(Element box annotations)

>> BEGIN

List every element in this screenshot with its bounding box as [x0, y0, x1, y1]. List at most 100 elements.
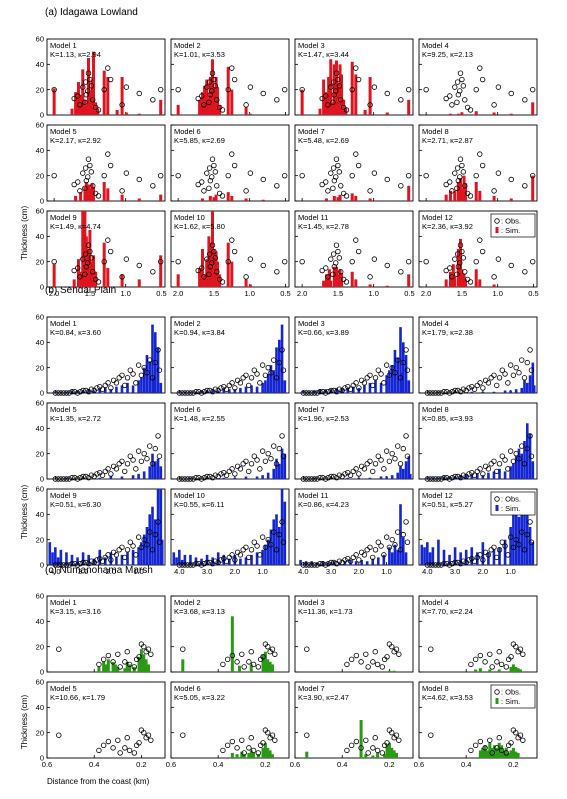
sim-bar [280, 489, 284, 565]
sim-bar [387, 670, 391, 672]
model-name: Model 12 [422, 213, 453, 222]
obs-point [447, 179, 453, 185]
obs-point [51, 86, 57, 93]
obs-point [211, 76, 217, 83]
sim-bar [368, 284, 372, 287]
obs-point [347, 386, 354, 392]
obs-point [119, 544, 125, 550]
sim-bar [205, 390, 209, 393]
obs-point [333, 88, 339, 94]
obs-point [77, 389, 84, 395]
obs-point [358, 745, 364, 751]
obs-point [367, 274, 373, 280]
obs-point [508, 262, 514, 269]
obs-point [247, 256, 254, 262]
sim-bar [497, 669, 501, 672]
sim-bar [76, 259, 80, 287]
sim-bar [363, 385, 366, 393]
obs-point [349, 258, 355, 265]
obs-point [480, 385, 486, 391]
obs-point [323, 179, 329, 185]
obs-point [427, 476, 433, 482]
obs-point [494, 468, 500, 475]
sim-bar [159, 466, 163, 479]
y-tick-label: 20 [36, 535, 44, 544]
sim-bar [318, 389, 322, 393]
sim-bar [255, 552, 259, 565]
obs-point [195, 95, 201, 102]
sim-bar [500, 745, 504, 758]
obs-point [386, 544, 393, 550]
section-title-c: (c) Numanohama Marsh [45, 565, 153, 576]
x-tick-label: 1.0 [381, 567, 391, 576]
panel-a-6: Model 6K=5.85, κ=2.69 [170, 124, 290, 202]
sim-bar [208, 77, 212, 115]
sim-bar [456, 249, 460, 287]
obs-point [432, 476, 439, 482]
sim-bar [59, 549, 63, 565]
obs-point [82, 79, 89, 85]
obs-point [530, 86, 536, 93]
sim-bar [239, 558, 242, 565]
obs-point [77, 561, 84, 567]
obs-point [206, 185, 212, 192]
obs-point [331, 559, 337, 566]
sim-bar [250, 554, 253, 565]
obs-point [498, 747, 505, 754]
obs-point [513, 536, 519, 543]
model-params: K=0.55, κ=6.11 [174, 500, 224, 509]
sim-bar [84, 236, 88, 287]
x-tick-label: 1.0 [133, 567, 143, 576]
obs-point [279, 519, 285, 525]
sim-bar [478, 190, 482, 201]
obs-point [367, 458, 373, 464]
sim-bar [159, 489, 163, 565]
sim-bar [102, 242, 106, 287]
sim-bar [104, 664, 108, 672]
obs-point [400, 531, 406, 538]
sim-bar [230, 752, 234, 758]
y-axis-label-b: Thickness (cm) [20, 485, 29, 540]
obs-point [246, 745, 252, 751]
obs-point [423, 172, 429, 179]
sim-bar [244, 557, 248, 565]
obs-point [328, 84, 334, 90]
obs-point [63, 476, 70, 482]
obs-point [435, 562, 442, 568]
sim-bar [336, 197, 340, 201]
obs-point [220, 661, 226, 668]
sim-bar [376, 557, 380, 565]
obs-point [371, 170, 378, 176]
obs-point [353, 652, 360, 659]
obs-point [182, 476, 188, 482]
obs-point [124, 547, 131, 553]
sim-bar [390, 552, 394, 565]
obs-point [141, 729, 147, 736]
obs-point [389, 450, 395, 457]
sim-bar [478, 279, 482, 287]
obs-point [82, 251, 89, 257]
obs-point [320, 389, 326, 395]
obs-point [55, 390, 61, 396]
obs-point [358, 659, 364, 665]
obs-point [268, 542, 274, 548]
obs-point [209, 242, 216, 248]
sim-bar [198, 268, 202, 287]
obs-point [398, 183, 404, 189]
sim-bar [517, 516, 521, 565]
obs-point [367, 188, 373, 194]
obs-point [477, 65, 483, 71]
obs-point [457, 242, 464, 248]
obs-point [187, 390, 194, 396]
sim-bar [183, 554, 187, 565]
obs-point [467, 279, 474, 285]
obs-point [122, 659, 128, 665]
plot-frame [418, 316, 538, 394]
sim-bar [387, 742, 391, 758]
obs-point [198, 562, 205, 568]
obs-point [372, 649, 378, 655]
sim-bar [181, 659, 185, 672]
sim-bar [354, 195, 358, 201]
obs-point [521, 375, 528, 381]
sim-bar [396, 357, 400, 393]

>> END
>> BEGIN

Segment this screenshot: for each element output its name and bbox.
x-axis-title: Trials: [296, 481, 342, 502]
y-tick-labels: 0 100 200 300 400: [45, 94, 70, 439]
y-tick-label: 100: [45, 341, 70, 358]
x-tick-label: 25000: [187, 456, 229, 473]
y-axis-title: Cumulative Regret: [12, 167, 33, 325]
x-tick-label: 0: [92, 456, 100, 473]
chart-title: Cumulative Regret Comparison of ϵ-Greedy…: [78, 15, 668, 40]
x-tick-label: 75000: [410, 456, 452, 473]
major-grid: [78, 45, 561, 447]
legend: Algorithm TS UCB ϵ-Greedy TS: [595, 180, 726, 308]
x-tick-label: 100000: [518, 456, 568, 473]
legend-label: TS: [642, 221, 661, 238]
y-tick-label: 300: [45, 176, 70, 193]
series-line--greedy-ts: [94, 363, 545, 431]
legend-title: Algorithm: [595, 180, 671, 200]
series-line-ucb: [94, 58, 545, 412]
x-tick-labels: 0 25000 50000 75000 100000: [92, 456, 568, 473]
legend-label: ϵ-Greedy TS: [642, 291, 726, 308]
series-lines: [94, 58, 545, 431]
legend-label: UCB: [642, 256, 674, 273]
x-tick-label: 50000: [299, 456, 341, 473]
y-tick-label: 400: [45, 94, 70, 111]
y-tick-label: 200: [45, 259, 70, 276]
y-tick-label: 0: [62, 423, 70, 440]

>> END

■ **PROMPT**: Copy everything in the material above from the line containing "Segment this screenshot: for" down to the line containing "x-tick-label: 25000: [187, 456, 229, 473]", with both of those lines included, keeping each line unchanged.

■ **RESULT**:
Segment this screenshot: for each element output its name and bbox.
x-axis-title: Trials: [296, 481, 342, 502]
y-tick-labels: 0 100 200 300 400: [45, 94, 70, 439]
y-tick-label: 100: [45, 341, 70, 358]
x-tick-label: 25000: [187, 456, 229, 473]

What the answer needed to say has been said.